### Excerpted data:
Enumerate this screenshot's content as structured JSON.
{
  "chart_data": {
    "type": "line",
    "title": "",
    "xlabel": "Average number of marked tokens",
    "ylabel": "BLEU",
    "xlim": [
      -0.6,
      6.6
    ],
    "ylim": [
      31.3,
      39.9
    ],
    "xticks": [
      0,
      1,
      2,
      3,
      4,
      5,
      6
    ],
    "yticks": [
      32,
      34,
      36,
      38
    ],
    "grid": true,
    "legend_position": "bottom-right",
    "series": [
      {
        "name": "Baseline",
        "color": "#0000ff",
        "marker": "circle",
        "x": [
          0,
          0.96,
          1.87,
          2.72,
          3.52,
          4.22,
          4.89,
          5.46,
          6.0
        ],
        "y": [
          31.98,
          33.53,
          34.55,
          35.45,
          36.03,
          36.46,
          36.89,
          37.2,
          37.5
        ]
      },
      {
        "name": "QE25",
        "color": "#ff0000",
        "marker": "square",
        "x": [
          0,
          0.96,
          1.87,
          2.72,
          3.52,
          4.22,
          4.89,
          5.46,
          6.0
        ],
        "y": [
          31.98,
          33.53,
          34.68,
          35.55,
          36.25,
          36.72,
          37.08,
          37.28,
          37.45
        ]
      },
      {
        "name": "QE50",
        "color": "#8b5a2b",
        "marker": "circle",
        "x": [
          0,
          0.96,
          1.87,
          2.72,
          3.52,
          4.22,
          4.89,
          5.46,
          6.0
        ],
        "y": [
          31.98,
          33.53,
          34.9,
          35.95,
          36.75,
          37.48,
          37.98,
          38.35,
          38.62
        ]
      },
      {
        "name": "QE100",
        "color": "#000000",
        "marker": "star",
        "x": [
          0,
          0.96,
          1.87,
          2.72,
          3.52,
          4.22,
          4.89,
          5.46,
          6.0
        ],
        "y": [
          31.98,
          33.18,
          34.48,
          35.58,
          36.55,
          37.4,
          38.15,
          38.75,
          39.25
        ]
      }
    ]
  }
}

* * *

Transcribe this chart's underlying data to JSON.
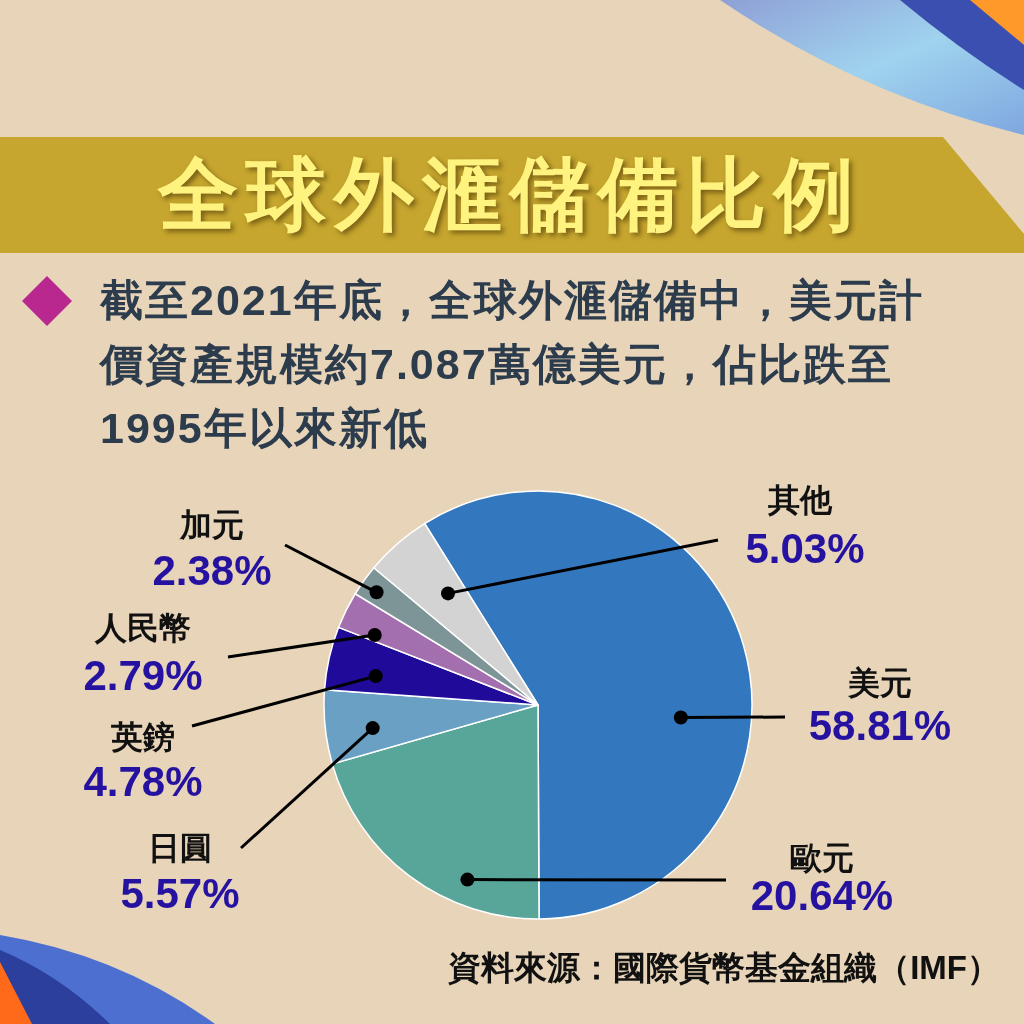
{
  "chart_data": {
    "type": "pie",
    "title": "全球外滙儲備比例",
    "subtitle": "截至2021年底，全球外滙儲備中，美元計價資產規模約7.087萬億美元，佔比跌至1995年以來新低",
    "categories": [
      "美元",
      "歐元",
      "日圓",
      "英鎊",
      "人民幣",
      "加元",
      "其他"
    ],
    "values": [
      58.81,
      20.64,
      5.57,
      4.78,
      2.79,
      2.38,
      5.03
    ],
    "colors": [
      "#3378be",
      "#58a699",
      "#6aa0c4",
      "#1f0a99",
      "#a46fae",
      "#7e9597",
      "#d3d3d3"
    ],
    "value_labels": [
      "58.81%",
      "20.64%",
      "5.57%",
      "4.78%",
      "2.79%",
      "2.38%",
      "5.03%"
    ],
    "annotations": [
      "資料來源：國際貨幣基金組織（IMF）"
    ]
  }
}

==

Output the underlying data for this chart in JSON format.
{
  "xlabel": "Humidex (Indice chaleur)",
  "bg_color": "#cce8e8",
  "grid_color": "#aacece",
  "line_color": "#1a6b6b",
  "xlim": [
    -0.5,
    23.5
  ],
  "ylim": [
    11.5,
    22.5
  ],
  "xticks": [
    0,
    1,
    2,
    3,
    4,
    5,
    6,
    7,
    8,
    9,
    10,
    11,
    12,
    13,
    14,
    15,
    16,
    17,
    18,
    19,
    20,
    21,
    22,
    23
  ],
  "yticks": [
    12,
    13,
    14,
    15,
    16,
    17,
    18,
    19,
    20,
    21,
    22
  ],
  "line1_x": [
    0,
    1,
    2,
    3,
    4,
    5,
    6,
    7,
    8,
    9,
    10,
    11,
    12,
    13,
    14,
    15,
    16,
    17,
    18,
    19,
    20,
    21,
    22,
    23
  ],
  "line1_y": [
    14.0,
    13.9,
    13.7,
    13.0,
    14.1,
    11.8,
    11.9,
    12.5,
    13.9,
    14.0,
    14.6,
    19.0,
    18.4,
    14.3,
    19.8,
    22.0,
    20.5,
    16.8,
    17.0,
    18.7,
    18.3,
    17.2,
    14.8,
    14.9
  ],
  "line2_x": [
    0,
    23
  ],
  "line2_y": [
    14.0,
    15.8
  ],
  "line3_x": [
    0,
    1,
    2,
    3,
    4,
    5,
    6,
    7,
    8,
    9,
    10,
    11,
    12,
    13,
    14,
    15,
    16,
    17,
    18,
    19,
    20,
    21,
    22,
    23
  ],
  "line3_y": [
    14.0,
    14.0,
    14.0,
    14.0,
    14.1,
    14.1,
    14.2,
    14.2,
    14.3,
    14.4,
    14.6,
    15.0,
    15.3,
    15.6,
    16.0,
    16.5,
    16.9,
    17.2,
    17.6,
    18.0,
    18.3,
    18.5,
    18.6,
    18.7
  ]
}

### Given task:
Gather every line from the listing above in which "JSON" appears, and copy those lines.

### Finished task:
Enumerate this screenshot's content as structured JSON.
Transcribe this chart's underlying data to JSON.
Output the underlying data for this chart in JSON format.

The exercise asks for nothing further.